— Start —

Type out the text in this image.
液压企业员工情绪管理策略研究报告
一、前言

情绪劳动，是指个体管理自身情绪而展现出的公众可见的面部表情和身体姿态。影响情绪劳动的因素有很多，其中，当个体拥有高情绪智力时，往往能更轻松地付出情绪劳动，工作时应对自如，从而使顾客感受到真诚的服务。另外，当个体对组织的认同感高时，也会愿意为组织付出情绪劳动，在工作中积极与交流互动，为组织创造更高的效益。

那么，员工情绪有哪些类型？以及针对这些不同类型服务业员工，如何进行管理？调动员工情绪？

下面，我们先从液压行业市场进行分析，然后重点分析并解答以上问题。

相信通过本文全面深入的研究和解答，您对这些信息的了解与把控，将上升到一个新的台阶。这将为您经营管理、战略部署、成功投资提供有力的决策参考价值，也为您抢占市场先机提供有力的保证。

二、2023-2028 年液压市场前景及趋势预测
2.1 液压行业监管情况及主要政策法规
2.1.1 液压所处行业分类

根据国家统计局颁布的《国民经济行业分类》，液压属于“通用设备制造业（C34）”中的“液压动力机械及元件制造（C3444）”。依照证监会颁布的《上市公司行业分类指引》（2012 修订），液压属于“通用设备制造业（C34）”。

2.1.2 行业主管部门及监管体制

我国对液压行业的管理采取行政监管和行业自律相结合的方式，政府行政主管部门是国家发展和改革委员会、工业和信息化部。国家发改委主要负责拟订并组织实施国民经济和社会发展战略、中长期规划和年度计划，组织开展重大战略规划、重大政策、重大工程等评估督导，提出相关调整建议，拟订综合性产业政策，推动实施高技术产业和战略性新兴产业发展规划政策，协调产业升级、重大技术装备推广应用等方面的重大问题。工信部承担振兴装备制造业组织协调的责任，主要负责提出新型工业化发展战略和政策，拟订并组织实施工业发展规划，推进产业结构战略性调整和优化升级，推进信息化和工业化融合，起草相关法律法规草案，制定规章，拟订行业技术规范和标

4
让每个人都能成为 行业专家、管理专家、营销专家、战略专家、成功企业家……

— End —

__What you have to do__
Set down every line of the listing above again, exactly as given.

__Written response__
Type out the text in this image.
液压企业员工情绪管理策略研究报告
一、前言

情绪劳动，是指个体管理自身情绪而展现出的公众可见的面部表情和身体姿态。影响情绪劳动的因素有很多，其中，当个体拥有高情绪智力时，往往能更轻松地付出情绪劳动，工作时应对自如，从而使顾客感受到真诚的服务。另外，当个体对组织的认同感高时，也会愿意为组织付出情绪劳动，在工作中积极与交流互动，为组织创造更高的效益。

那么，员工情绪有哪些类型？以及针对这些不同类型服务业员工，如何进行管理？调动员工情绪？

下面，我们先从液压行业市场进行分析，然后重点分析并解答以上问题。

相信通过本文全面深入的研究和解答，您对这些信息的了解与把控，将上升到一个新的台阶。这将为您经营管理、战略部署、成功投资提供有力的决策参考价值，也为您抢占市场先机提供有力的保证。

二、2023-2028 年液压市场前景及趋势预测
2.1 液压行业监管情况及主要政策法规
2.1.1 液压所处行业分类

根据国家统计局颁布的《国民经济行业分类》，液压属于“通用设备制造业（C34）”中的“液压动力机械及元件制造（C3444）”。依照证监会颁布的《上市公司行业分类指引》（2012 修订），液压属于“通用设备制造业（C34）”。

2.1.2 行业主管部门及监管体制

我国对液压行业的管理采取行政监管和行业自律相结合的方式，政府行政主管部门是国家发展和改革委员会、工业和信息化部。国家发改委主要负责拟订并组织实施国民经济和社会发展战略、中长期规划和年度计划，组织开展重大战略规划、重大政策、重大工程等评估督导，提出相关调整建议，拟订综合性产业政策，推动实施高技术产业和战略性新兴产业发展规划政策，协调产业升级、重大技术装备推广应用等方面的重大问题。工信部承担振兴装备制造业组织协调的责任，主要负责提出新型工业化发展战略和政策，拟订并组织实施工业发展规划，推进产业结构战略性调整和优化升级，推进信息化和工业化融合，起草相关法律法规草案，制定规章，拟订行业技术规范和标

4
让每个人都能成为 行业专家、管理专家、营销专家、战略专家、成功企业家……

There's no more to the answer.